_STATED GOAL_: Quote every line as given.

───── TASK MATERIAL

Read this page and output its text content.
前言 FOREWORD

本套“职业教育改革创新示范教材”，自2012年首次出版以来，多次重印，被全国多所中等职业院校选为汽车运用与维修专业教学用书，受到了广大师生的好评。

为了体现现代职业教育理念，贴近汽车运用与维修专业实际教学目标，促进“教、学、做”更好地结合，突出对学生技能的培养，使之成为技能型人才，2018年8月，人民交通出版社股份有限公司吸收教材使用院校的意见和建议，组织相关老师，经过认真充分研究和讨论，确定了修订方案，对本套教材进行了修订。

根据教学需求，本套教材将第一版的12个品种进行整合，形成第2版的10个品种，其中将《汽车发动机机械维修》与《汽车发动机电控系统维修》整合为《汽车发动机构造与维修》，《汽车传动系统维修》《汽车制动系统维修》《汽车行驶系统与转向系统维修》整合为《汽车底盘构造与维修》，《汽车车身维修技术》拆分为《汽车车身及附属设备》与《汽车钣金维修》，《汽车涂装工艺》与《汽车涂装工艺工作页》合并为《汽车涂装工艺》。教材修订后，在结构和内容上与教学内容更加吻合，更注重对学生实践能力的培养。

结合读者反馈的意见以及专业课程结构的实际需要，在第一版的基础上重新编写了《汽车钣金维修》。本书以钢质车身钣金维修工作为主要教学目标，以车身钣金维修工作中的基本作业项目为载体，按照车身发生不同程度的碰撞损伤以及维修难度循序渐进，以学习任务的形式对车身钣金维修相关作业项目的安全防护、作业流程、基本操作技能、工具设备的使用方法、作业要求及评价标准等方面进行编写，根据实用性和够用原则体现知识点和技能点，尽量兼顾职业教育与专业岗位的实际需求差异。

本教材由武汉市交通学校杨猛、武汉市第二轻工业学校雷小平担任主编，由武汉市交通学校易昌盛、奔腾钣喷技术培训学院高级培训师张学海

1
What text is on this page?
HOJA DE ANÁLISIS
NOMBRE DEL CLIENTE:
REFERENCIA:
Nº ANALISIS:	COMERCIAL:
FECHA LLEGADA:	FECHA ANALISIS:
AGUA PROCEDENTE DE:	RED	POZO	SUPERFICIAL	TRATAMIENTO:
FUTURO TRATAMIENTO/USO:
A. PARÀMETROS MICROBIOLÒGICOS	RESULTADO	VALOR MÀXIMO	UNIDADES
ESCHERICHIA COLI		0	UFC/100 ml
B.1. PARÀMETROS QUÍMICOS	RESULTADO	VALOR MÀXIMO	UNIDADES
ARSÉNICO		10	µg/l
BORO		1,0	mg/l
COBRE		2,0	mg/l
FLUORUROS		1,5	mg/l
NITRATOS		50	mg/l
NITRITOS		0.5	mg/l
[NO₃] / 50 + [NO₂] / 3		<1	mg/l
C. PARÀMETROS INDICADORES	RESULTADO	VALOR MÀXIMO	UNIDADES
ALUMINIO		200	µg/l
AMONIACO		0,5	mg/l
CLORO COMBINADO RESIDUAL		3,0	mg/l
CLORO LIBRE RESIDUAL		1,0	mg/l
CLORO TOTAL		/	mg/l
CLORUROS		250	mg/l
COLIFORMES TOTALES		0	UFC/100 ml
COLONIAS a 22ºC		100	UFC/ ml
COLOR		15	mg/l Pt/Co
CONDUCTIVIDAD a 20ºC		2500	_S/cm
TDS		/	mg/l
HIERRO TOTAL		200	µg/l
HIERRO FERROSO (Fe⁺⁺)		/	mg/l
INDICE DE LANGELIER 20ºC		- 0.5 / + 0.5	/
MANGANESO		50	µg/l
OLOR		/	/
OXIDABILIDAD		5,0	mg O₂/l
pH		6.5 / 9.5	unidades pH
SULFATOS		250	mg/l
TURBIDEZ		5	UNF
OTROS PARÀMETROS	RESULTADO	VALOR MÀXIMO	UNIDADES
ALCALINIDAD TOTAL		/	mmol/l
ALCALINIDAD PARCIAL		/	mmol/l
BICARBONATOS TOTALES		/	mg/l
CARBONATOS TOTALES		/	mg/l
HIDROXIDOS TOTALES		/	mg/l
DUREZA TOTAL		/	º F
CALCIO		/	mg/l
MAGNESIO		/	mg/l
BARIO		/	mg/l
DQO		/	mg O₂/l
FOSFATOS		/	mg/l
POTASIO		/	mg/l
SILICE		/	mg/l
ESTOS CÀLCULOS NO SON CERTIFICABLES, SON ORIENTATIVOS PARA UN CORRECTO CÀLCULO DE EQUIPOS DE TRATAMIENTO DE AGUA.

──────────

_ANSWER TO THE EXERCISE_:
Read this page and output its text content.
前言 FOREWORD

本套“职业教育改革创新示范教材”，自2012年首次出版以来，多次重印，被全国多所中等职业院校选为汽车运用与维修专业教学用书，受到了广大师生的好评。

为了体现现代职业教育理念，贴近汽车运用与维修专业实际教学目标，促进“教、学、做”更好地结合，突出对学生技能的培养，使之成为技能型人才，2018年8月，人民交通出版社股份有限公司吸收教材使用院校的意见和建议，组织相关老师，经过认真充分研究和讨论，确定了修订方案，对本套教材进行了修订。

根据教学需求，本套教材将第一版的12个品种进行整合，形成第2版的10个品种，其中将《汽车发动机机械维修》与《汽车发动机电控系统维修》整合为《汽车发动机构造与维修》，《汽车传动系统维修》《汽车制动系统维修》《汽车行驶系统与转向系统维修》整合为《汽车底盘构造与维修》，《汽车车身维修技术》拆分为《汽车车身及附属设备》与《汽车钣金维修》，《汽车涂装工艺》与《汽车涂装工艺工作页》合并为《汽车涂装工艺》。教材修订后，在结构和内容上与教学内容更加吻合，更注重对学生实践能力的培养。

结合读者反馈的意见以及专业课程结构的实际需要，在第一版的基础上重新编写了《汽车钣金维修》。本书以钢质车身钣金维修工作为主要教学目标，以车身钣金维修工作中的基本作业项目为载体，按照车身发生不同程度的碰撞损伤以及维修难度循序渐进，以学习任务的形式对车身钣金维修相关作业项目的安全防护、作业流程、基本操作技能、工具设备的使用方法、作业要求及评价标准等方面进行编写，根据实用性和够用原则体现知识点和技能点，尽量兼顾职业教育与专业岗位的实际需求差异。

本教材由武汉市交通学校杨猛、武汉市第二轻工业学校雷小平担任主编，由武汉市交通学校易昌盛、奔腾钣喷技术培训学院高级培训师张学海

1
What text is on this page?
HOJA DE ANÁLISIS
NOMBRE DEL CLIENTE:
REFERENCIA:
Nº ANALISIS:	COMERCIAL:
FECHA LLEGADA:	FECHA ANALISIS:
AGUA PROCEDENTE DE:	RED	POZO	SUPERFICIAL	TRATAMIENTO:
FUTURO TRATAMIENTO/USO:
A. PARÀMETROS MICROBIOLÒGICOS	RESULTADO	VALOR MÀXIMO	UNIDADES
ESCHERICHIA COLI		0	UFC/100 ml
B.1. PARÀMETROS QUÍMICOS	RESULTADO	VALOR MÀXIMO	UNIDADES
ARSÉNICO		10	µg/l
BORO		1,0	mg/l
COBRE		2,0	mg/l
FLUORUROS		1,5	mg/l
NITRATOS		50	mg/l
NITRITOS		0.5	mg/l
[NO₃] / 50 + [NO₂] / 3		<1	mg/l
C. PARÀMETROS INDICADORES	RESULTADO	VALOR MÀXIMO	UNIDADES
ALUMINIO		200	µg/l
AMONIACO		0,5	mg/l
CLORO COMBINADO RESIDUAL		3,0	mg/l
CLORO LIBRE RESIDUAL		1,0	mg/l
CLORO TOTAL		/	mg/l
CLORUROS		250	mg/l
COLIFORMES TOTALES		0	UFC/100 ml
COLONIAS a 22ºC		100	UFC/ ml
COLOR		15	mg/l Pt/Co
CONDUCTIVIDAD a 20ºC		2500	_S/cm
TDS		/	mg/l
HIERRO TOTAL		200	µg/l
HIERRO FERROSO (Fe⁺⁺)		/	mg/l
INDICE DE LANGELIER 20ºC		- 0.5 / + 0.5	/
MANGANESO		50	µg/l
OLOR		/	/
OXIDABILIDAD		5,0	mg O₂/l
pH		6.5 / 9.5	unidades pH
SULFATOS		250	mg/l
TURBIDEZ		5	UNF
OTROS PARÀMETROS	RESULTADO	VALOR MÀXIMO	UNIDADES
ALCALINIDAD TOTAL		/	mmol/l
ALCALINIDAD PARCIAL		/	mmol/l
BICARBONATOS TOTALES		/	mg/l
CARBONATOS TOTALES		/	mg/l
HIDROXIDOS TOTALES		/	mg/l
DUREZA TOTAL		/	º F
CALCIO		/	mg/l
MAGNESIO		/	mg/l
BARIO		/	mg/l
DQO		/	mg O₂/l
FOSFATOS		/	mg/l
POTASIO		/	mg/l
SILICE		/	mg/l
ESTOS CÀLCULOS NO SON CERTIFICABLES, SON ORIENTATIVOS PARA UN CORRECTO CÀLCULO DE EQUIPOS DE TRATAMIENTO DE AGUA.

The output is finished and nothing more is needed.